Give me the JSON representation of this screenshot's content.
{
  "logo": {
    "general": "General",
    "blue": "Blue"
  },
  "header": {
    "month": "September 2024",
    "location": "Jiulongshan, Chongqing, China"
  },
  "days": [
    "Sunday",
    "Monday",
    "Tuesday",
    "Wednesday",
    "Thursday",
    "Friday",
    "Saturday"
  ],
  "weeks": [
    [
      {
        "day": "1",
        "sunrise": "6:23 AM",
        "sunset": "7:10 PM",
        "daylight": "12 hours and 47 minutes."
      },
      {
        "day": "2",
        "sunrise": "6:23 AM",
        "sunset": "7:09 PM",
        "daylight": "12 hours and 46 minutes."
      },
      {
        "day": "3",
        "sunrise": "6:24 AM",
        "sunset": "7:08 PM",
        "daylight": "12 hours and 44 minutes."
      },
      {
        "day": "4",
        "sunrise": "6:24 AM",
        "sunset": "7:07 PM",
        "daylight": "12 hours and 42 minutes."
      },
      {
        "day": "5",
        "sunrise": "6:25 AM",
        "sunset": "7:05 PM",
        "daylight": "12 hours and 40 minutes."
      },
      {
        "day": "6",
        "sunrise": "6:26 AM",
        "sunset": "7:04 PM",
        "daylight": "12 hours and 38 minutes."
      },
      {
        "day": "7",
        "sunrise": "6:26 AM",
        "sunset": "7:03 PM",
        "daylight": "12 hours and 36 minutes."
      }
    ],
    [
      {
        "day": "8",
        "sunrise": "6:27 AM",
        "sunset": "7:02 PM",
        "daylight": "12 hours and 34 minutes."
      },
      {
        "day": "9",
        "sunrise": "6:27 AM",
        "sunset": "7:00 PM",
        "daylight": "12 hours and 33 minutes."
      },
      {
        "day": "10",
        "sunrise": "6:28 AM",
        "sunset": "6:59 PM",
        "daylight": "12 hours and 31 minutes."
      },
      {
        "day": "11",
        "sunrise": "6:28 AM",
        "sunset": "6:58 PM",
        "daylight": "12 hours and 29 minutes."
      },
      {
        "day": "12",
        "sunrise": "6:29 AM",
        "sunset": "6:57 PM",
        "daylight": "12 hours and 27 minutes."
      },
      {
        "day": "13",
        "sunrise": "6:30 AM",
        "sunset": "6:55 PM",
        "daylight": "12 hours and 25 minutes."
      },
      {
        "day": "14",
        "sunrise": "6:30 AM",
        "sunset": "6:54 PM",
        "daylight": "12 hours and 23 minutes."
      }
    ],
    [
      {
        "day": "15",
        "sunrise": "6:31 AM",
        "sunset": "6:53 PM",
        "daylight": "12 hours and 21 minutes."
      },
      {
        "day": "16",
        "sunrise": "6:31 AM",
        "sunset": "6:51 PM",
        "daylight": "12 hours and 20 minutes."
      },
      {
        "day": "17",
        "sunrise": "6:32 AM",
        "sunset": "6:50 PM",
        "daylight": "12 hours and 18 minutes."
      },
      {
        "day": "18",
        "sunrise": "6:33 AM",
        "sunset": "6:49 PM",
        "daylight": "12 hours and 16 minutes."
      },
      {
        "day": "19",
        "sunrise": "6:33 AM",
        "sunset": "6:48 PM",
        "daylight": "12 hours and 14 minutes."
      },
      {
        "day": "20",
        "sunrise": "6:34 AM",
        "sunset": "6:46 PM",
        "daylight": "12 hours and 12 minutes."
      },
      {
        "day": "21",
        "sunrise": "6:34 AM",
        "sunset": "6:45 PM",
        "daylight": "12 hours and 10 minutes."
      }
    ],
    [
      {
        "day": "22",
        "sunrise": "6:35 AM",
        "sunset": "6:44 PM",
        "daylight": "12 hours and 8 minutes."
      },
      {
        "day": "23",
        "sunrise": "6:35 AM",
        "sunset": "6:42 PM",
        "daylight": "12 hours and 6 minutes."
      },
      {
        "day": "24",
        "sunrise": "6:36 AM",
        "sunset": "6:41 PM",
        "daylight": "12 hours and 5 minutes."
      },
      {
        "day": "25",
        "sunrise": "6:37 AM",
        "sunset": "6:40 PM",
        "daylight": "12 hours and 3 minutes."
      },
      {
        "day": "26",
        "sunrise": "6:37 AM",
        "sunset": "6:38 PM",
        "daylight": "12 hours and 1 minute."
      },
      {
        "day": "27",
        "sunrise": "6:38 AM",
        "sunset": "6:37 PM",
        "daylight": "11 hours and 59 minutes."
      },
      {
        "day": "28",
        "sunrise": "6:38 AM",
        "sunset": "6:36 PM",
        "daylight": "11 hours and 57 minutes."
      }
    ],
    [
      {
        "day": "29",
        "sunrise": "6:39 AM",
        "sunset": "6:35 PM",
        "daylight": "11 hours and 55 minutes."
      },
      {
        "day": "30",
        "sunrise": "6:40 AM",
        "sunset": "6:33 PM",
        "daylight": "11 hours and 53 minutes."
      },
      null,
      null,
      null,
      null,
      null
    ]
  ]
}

* * * * * * *

» **Task to complete**:
Exactly as written above, please repeat the entries.

» **Solution**:
Give me the JSON representation of this screenshot's content.
{
  "logo": {
    "general": "General",
    "blue": "Blue"
  },
  "header": {
    "month": "September 2024",
    "location": "Jiulongshan, Chongqing, China"
  },
  "days": [
    "Sunday",
    "Monday",
    "Tuesday",
    "Wednesday",
    "Thursday",
    "Friday",
    "Saturday"
  ],
  "weeks": [
    [
      {
        "day": "1",
        "sunrise": "6:23 AM",
        "sunset": "7:10 PM",
        "daylight": "12 hours and 47 minutes."
      },
      {
        "day": "2",
        "sunrise": "6:23 AM",
        "sunset": "7:09 PM",
        "daylight": "12 hours and 46 minutes."
      },
      {
        "day": "3",
        "sunrise": "6:24 AM",
        "sunset": "7:08 PM",
        "daylight": "12 hours and 44 minutes."
      },
      {
        "day": "4",
        "sunrise": "6:24 AM",
        "sunset": "7:07 PM",
        "daylight": "12 hours and 42 minutes."
      },
      {
        "day": "5",
        "sunrise": "6:25 AM",
        "sunset": "7:05 PM",
        "daylight": "12 hours and 40 minutes."
      },
      {
        "day": "6",
        "sunrise": "6:26 AM",
        "sunset": "7:04 PM",
        "daylight": "12 hours and 38 minutes."
      },
      {
        "day": "7",
        "sunrise": "6:26 AM",
        "sunset": "7:03 PM",
        "daylight": "12 hours and 36 minutes."
      }
    ],
    [
      {
        "day": "8",
        "sunrise": "6:27 AM",
        "sunset": "7:02 PM",
        "daylight": "12 hours and 34 minutes."
      },
      {
        "day": "9",
        "sunrise": "6:27 AM",
        "sunset": "7:00 PM",
        "daylight": "12 hours and 33 minutes."
      },
      {
        "day": "10",
        "sunrise": "6:28 AM",
        "sunset": "6:59 PM",
        "daylight": "12 hours and 31 minutes."
      },
      {
        "day": "11",
        "sunrise": "6:28 AM",
        "sunset": "6:58 PM",
        "daylight": "12 hours and 29 minutes."
      },
      {
        "day": "12",
        "sunrise": "6:29 AM",
        "sunset": "6:57 PM",
        "daylight": "12 hours and 27 minutes."
      },
      {
        "day": "13",
        "sunrise": "6:30 AM",
        "sunset": "6:55 PM",
        "daylight": "12 hours and 25 minutes."
      },
      {
        "day": "14",
        "sunrise": "6:30 AM",
        "sunset": "6:54 PM",
        "daylight": "12 hours and 23 minutes."
      }
    ],
    [
      {
        "day": "15",
        "sunrise": "6:31 AM",
        "sunset": "6:53 PM",
        "daylight": "12 hours and 21 minutes."
      },
      {
        "day": "16",
        "sunrise": "6:31 AM",
        "sunset": "6:51 PM",
        "daylight": "12 hours and 20 minutes."
      },
      {
        "day": "17",
        "sunrise": "6:32 AM",
        "sunset": "6:50 PM",
        "daylight": "12 hours and 18 minutes."
      },
      {
        "day": "18",
        "sunrise": "6:33 AM",
        "sunset": "6:49 PM",
        "daylight": "12 hours and 16 minutes."
      },
      {
        "day": "19",
        "sunrise": "6:33 AM",
        "sunset": "6:48 PM",
        "daylight": "12 hours and 14 minutes."
      },
      {
        "day": "20",
        "sunrise": "6:34 AM",
        "sunset": "6:46 PM",
        "daylight": "12 hours and 12 minutes."
      },
      {
        "day": "21",
        "sunrise": "6:34 AM",
        "sunset": "6:45 PM",
        "daylight": "12 hours and 10 minutes."
      }
    ],
    [
      {
        "day": "22",
        "sunrise": "6:35 AM",
        "sunset": "6:44 PM",
        "daylight": "12 hours and 8 minutes."
      },
      {
        "day": "23",
        "sunrise": "6:35 AM",
        "sunset": "6:42 PM",
        "daylight": "12 hours and 6 minutes."
      },
      {
        "day": "24",
        "sunrise": "6:36 AM",
        "sunset": "6:41 PM",
        "daylight": "12 hours and 5 minutes."
      },
      {
        "day": "25",
        "sunrise": "6:37 AM",
        "sunset": "6:40 PM",
        "daylight": "12 hours and 3 minutes."
      },
      {
        "day": "26",
        "sunrise": "6:37 AM",
        "sunset": "6:38 PM",
        "daylight": "12 hours and 1 minute."
      },
      {
        "day": "27",
        "sunrise": "6:38 AM",
        "sunset": "6:37 PM",
        "daylight": "11 hours and 59 minutes."
      },
      {
        "day": "28",
        "sunrise": "6:38 AM",
        "sunset": "6:36 PM",
        "daylight": "11 hours and 57 minutes."
      }
    ],
    [
      {
        "day": "29",
        "sunrise": "6:39 AM",
        "sunset": "6:35 PM",
        "daylight": "11 hours and 55 minutes."
      },
      {
        "day": "30",
        "sunrise": "6:40 AM",
        "sunset": "6:33 PM",
        "daylight": "11 hours and 53 minutes."
      },
      null,
      null,
      null,
      null,
      null
    ]
  ]
}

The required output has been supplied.